### Objective
Count every line in the entries that contains "chart". Report that count alone.

### Record extracts
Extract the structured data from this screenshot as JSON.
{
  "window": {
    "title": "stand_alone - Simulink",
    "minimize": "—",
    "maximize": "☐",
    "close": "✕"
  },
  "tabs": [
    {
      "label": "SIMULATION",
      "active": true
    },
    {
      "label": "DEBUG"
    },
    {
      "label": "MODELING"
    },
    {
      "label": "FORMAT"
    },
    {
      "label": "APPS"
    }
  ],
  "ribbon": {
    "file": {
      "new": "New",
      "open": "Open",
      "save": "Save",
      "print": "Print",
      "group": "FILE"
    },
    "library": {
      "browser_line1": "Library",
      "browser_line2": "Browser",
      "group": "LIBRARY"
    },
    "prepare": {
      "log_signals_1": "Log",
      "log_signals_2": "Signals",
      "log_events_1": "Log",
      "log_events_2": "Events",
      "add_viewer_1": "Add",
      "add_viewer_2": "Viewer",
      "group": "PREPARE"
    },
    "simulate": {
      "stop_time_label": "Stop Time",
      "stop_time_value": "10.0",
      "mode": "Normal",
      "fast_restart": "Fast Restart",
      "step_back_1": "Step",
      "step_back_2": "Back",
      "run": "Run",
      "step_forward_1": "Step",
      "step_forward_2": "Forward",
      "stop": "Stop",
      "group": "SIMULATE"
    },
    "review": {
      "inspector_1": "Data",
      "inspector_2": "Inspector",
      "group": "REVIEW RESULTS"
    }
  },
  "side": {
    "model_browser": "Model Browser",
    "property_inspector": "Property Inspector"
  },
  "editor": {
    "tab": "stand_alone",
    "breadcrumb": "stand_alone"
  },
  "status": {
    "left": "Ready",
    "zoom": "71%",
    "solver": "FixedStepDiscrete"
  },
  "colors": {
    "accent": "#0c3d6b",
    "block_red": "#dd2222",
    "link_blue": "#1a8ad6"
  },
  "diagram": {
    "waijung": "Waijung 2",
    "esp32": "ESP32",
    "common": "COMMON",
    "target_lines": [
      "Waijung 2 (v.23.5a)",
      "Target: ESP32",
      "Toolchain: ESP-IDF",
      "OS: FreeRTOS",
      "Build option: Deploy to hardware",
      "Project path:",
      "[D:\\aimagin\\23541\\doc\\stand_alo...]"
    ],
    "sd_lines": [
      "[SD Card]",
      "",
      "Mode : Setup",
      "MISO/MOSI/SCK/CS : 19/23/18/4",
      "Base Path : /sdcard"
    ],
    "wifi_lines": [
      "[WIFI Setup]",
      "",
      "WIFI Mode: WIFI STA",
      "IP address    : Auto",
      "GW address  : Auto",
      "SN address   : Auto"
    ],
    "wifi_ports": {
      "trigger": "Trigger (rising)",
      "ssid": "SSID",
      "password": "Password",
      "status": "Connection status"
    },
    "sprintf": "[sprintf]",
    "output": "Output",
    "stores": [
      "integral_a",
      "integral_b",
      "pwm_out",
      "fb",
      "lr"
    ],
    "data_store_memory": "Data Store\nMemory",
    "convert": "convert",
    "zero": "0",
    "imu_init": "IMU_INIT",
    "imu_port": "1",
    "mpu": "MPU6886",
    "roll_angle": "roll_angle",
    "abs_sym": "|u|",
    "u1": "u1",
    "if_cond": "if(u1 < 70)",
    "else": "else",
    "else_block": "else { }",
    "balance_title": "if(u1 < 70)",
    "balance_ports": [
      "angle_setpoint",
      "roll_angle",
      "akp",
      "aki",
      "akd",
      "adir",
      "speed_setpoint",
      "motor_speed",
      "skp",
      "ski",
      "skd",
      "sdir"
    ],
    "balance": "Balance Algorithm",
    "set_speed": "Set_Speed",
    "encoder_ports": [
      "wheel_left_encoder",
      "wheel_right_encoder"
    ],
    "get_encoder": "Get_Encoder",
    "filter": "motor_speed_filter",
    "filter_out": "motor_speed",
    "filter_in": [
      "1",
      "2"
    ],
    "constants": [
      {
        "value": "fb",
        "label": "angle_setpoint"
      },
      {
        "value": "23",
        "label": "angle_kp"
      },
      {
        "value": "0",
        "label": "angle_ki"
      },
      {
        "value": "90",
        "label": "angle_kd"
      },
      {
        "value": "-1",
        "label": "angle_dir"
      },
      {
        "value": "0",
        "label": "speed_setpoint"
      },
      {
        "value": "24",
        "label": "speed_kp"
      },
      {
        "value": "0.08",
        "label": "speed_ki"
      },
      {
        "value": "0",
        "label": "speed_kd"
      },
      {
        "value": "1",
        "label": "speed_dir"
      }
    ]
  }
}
--
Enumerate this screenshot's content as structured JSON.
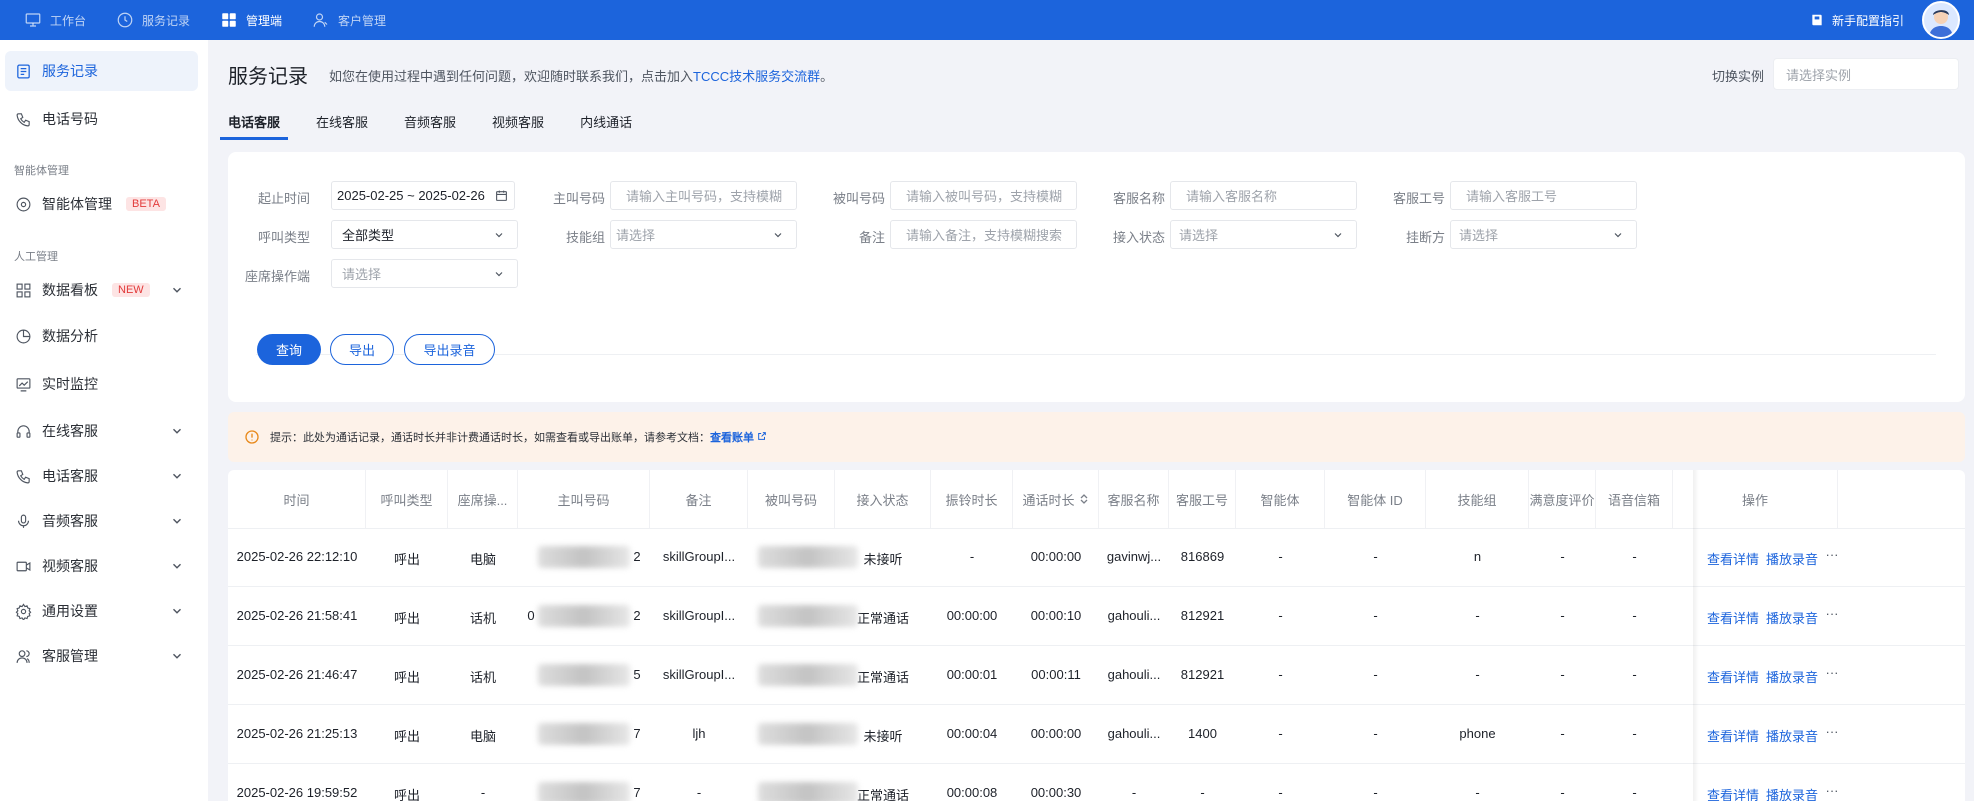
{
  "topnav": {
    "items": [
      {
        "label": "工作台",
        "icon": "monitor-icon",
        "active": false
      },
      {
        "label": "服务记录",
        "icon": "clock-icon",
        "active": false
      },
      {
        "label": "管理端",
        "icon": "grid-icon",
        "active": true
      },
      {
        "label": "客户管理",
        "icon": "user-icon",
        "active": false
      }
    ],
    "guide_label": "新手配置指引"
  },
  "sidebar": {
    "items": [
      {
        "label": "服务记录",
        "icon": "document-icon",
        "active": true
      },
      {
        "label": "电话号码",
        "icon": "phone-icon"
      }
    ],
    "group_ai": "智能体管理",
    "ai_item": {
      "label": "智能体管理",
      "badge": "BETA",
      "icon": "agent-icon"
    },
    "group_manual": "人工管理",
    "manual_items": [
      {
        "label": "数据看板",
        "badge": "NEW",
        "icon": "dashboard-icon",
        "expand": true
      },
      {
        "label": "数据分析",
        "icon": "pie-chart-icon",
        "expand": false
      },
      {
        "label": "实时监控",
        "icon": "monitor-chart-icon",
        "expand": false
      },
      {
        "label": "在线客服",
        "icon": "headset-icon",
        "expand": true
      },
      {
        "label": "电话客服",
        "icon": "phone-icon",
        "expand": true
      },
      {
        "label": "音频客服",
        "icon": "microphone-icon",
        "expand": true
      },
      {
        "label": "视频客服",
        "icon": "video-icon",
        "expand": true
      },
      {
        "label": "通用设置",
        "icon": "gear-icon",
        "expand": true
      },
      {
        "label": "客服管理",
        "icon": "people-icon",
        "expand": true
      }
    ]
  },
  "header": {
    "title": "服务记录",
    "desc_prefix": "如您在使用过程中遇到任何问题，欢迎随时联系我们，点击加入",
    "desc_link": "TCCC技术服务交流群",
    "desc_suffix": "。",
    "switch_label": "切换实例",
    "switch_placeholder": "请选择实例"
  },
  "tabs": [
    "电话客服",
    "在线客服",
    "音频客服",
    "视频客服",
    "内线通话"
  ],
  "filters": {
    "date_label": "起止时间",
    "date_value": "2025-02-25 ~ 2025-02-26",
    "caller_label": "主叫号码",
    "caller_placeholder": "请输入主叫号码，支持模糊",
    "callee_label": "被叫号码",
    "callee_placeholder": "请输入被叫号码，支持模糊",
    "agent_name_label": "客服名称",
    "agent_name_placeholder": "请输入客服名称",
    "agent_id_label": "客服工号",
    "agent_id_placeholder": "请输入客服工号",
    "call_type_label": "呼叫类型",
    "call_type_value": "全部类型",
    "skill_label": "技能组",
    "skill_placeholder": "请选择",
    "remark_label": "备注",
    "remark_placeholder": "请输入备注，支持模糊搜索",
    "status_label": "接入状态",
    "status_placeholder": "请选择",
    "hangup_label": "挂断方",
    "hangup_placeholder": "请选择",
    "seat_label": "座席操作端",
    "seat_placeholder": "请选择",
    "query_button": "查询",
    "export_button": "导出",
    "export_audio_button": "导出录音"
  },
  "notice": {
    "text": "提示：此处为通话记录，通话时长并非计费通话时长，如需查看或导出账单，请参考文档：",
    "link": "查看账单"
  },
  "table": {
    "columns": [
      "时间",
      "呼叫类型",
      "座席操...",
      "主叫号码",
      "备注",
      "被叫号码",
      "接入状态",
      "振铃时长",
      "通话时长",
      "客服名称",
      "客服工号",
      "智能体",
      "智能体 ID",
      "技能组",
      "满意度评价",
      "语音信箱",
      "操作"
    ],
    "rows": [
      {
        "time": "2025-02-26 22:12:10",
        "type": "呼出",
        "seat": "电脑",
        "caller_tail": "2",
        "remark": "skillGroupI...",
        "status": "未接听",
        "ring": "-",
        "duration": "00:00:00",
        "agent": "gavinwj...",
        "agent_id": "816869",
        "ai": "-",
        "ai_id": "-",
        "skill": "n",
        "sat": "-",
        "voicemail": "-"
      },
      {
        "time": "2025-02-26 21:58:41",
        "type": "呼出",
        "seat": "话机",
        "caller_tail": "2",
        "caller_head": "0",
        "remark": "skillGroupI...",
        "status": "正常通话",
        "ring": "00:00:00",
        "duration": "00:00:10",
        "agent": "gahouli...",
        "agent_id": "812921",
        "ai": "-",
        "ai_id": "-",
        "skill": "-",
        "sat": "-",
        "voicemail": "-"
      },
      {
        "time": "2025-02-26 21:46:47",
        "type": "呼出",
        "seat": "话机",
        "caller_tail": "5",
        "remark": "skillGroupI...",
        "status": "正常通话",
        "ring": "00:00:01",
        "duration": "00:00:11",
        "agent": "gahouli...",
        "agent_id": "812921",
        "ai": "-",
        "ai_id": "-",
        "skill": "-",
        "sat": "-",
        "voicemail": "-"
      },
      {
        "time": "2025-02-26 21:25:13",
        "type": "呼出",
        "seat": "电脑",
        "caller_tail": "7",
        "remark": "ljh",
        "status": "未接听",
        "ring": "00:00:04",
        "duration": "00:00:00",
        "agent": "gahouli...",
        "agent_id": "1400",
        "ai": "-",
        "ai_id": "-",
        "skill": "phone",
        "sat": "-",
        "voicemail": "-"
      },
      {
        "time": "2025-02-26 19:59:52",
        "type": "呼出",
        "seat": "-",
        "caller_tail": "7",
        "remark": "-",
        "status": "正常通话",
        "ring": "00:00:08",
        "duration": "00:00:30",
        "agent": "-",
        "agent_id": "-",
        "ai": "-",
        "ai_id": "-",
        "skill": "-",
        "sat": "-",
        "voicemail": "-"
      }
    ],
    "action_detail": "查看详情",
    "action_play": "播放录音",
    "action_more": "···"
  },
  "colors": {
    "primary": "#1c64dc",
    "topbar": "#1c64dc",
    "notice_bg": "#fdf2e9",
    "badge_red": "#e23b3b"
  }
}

### Answer for the task
2